■ **GIVEN EXERCISE**: Go through the listing below and list every line with "Гитель".

[Items from a dataset]
____________

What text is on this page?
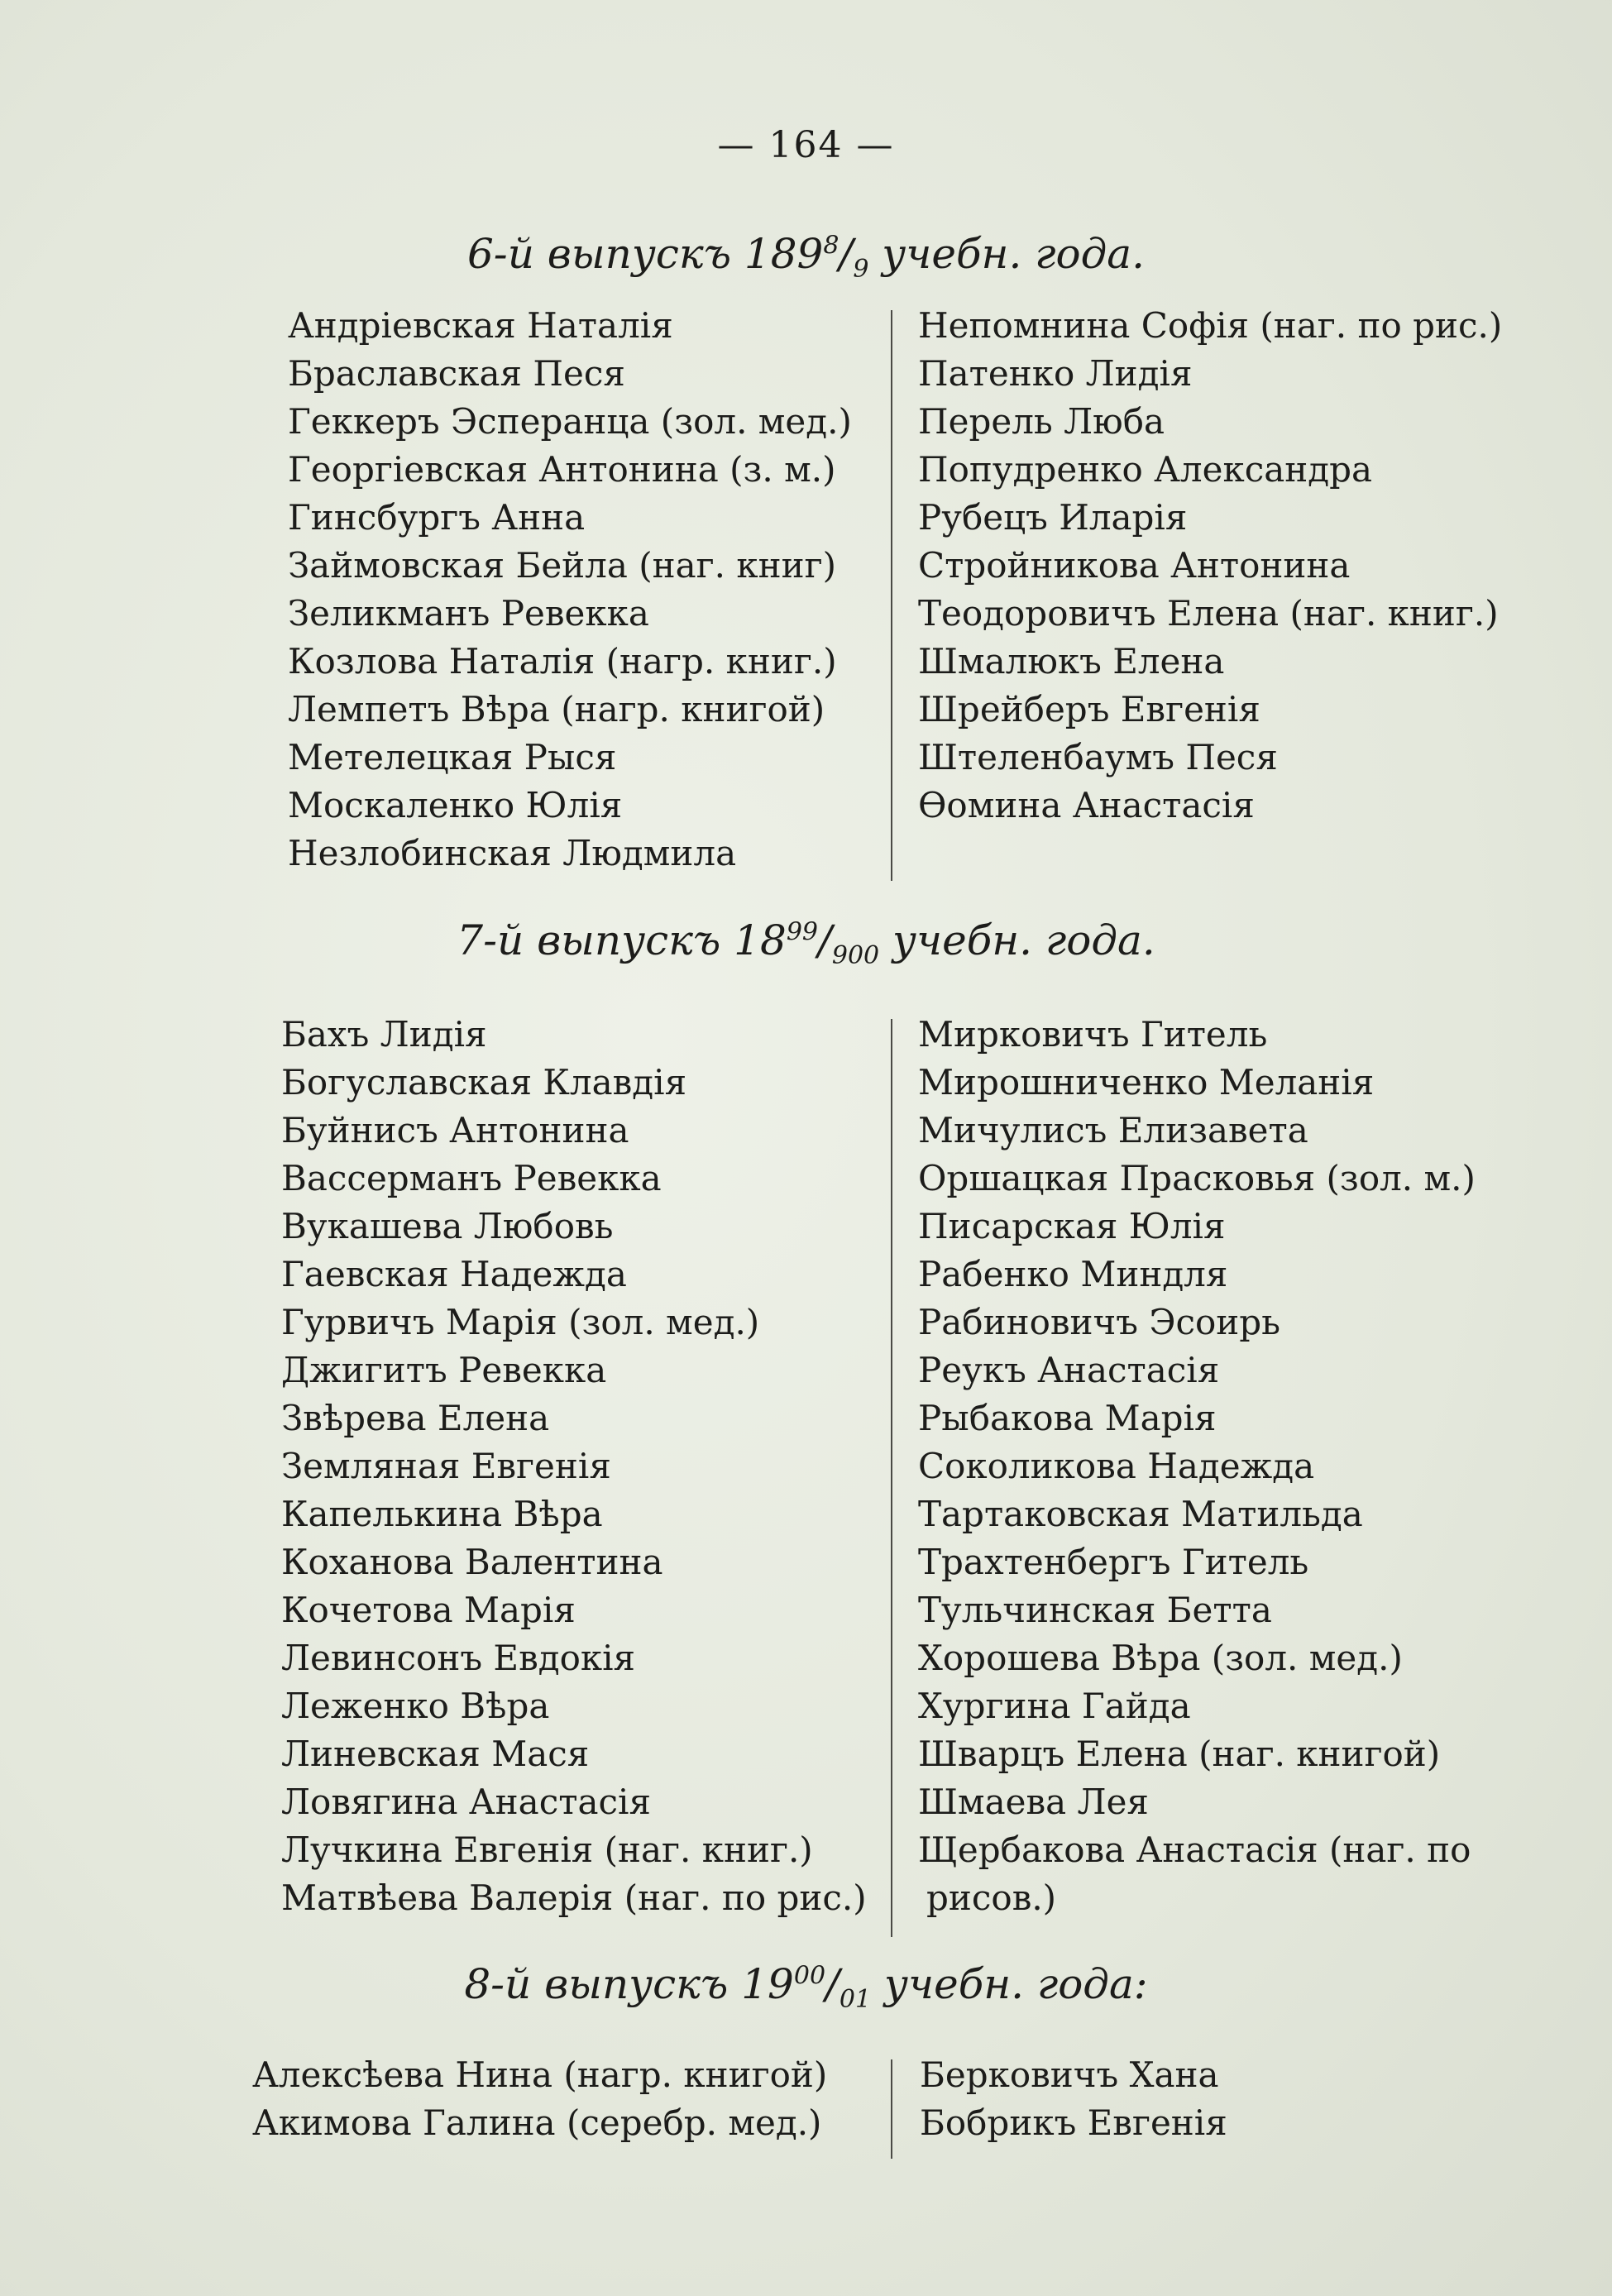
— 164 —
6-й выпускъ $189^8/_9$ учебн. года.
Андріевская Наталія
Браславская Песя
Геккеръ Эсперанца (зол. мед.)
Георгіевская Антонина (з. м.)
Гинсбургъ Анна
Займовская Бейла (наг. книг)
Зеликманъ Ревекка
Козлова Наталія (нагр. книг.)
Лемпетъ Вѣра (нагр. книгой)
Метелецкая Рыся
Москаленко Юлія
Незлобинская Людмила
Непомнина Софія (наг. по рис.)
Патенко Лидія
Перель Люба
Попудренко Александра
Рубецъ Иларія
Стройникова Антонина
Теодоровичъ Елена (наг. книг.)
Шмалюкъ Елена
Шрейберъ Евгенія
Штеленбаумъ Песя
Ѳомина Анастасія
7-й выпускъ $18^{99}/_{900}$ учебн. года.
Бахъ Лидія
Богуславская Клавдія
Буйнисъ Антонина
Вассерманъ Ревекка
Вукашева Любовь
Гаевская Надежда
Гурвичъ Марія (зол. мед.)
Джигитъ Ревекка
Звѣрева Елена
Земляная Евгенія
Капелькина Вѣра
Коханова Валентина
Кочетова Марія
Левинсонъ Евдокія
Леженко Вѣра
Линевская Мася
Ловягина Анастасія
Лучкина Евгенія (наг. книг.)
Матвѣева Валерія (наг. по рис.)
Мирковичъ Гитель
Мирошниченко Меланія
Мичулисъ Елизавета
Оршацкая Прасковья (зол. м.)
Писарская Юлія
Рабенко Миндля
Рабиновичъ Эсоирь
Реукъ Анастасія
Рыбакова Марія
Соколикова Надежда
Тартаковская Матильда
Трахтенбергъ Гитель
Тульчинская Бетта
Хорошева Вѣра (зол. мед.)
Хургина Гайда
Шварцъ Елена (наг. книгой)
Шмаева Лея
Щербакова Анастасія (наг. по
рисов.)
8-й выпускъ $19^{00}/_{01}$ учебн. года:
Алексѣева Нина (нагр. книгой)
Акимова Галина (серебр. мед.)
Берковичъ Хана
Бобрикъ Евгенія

____________

■ **EXERCISE RESPONSE**:
Мирковичъ Гитель
Трахтенбергъ Гитель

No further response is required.